*AIM OF THE EXERCISE:* Each entry below is to be extracted exactly.

*PROVIDED RECORDS:*

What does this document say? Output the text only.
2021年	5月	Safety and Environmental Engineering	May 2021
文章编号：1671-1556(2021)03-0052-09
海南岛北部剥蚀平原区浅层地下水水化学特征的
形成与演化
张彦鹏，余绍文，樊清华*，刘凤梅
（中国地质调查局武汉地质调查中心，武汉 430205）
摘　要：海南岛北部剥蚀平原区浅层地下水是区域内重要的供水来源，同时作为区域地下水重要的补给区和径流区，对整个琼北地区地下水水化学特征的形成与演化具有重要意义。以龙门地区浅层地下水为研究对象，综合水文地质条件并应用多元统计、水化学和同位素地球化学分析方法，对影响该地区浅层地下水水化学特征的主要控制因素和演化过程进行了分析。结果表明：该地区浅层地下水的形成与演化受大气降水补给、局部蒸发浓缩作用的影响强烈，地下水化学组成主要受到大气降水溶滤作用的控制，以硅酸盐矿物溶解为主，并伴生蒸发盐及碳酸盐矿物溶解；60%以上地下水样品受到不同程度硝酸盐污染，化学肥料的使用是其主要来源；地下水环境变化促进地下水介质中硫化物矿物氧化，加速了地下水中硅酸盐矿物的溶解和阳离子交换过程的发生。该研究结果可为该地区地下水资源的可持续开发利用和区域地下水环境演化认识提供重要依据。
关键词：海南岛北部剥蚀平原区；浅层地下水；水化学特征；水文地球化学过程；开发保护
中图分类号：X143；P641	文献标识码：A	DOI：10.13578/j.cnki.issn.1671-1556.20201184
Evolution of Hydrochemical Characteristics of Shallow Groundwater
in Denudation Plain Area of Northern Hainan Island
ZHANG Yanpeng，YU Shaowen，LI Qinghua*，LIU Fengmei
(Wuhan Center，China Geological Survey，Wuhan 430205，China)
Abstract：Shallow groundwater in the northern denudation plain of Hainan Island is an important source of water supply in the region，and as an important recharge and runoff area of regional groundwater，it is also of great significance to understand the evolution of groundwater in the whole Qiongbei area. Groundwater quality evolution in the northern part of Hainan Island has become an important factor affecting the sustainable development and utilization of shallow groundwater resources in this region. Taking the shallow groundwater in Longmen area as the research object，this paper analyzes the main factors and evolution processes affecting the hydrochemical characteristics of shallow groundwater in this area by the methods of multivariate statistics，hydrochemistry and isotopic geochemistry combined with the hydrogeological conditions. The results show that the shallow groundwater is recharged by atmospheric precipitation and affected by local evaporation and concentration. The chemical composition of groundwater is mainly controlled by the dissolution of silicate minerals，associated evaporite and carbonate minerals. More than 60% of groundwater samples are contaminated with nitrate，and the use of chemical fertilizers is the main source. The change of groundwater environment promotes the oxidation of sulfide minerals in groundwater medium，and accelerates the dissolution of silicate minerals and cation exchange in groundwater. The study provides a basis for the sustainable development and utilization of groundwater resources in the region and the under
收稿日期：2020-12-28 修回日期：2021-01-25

*REPLY:*
What does this document say? Output the text only.
2021年	5月	Safety and Environmental Engineering	May 2021
文章编号：1671-1556(2021)03-0052-09
海南岛北部剥蚀平原区浅层地下水水化学特征的
形成与演化
张彦鹏，余绍文，樊清华*，刘凤梅
（中国地质调查局武汉地质调查中心，武汉 430205）
摘　要：海南岛北部剥蚀平原区浅层地下水是区域内重要的供水来源，同时作为区域地下水重要的补给区和径流区，对整个琼北地区地下水水化学特征的形成与演化具有重要意义。以龙门地区浅层地下水为研究对象，综合水文地质条件并应用多元统计、水化学和同位素地球化学分析方法，对影响该地区浅层地下水水化学特征的主要控制因素和演化过程进行了分析。结果表明：该地区浅层地下水的形成与演化受大气降水补给、局部蒸发浓缩作用的影响强烈，地下水化学组成主要受到大气降水溶滤作用的控制，以硅酸盐矿物溶解为主，并伴生蒸发盐及碳酸盐矿物溶解；60%以上地下水样品受到不同程度硝酸盐污染，化学肥料的使用是其主要来源；地下水环境变化促进地下水介质中硫化物矿物氧化，加速了地下水中硅酸盐矿物的溶解和阳离子交换过程的发生。该研究结果可为该地区地下水资源的可持续开发利用和区域地下水环境演化认识提供重要依据。
关键词：海南岛北部剥蚀平原区；浅层地下水；水化学特征；水文地球化学过程；开发保护
中图分类号：X143；P641	文献标识码：A	DOI：10.13578/j.cnki.issn.1671-1556.20201184
Evolution of Hydrochemical Characteristics of Shallow Groundwater
in Denudation Plain Area of Northern Hainan Island
ZHANG Yanpeng，YU Shaowen，LI Qinghua*，LIU Fengmei
(Wuhan Center，China Geological Survey，Wuhan 430205，China)
Abstract：Shallow groundwater in the northern denudation plain of Hainan Island is an important source of water supply in the region，and as an important recharge and runoff area of regional groundwater，it is also of great significance to understand the evolution of groundwater in the whole Qiongbei area. Groundwater quality evolution in the northern part of Hainan Island has become an important factor affecting the sustainable development and utilization of shallow groundwater resources in this region. Taking the shallow groundwater in Longmen area as the research object，this paper analyzes the main factors and evolution processes affecting the hydrochemical characteristics of shallow groundwater in this area by the methods of multivariate statistics，hydrochemistry and isotopic geochemistry combined with the hydrogeological conditions. The results show that the shallow groundwater is recharged by atmospheric precipitation and affected by local evaporation and concentration. The chemical composition of groundwater is mainly controlled by the dissolution of silicate minerals，associated evaporite and carbonate minerals. More than 60% of groundwater samples are contaminated with nitrate，and the use of chemical fertilizers is the main source. The change of groundwater environment promotes the oxidation of sulfide minerals in groundwater medium，and accelerates the dissolution of silicate minerals and cation exchange in groundwater. The study provides a basis for the sustainable development and utilization of groundwater resources in the region and the under
收稿日期：2020-12-28 修回日期：2021-01-25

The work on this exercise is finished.